◆ **Work to do**: In the data that follows, count the lines in which the word "value" occurs, and report that figure alone.

** BEGIN **

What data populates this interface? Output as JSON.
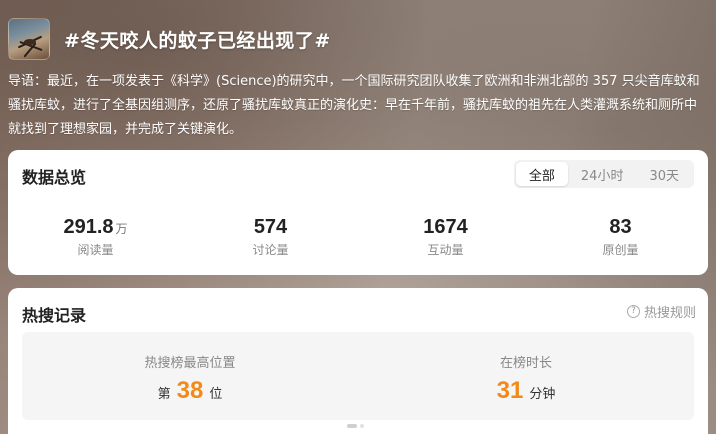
{
  "header": {
    "title": "#冬天咬人的蚊子已经出现了#",
    "thumbnail_icon": "mosquito-image"
  },
  "intro": "导语：最近，在一项发表于《科学》(Science)的研究中，一个国际研究团队收集了欧洲和非洲北部的 357 只尖音库蚊和骚扰库蚊，进行了全基因组测序，还原了骚扰库蚊真正的演化史：早在千年前，骚扰库蚊的祖先在人类灌溉系统和厕所中就找到了理想家园，并完成了关键演化。",
  "overview": {
    "title": "数据总览",
    "tabs": [
      "全部",
      "24小时",
      "30天"
    ],
    "active_tab": "全部",
    "stats": [
      {
        "value": "291.8",
        "unit": "万",
        "label": "阅读量"
      },
      {
        "value": "574",
        "unit": "",
        "label": "讨论量"
      },
      {
        "value": "1674",
        "unit": "",
        "label": "互动量"
      },
      {
        "value": "83",
        "unit": "",
        "label": "原创量"
      }
    ]
  },
  "hot": {
    "title": "热搜记录",
    "rules_link": "热搜规则",
    "rules_icon": "question-circle-icon",
    "peak": {
      "label": "热搜榜最高位置",
      "prefix": "第",
      "value": "38",
      "suffix": "位"
    },
    "duration": {
      "label": "在榜时长",
      "value": "31",
      "suffix": "分钟"
    }
  },
  "colors": {
    "accent_orange": "#f28a1a",
    "card_bg": "#ffffff",
    "muted_text": "#888888"
  }
}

** END **

◆ **In response**: 6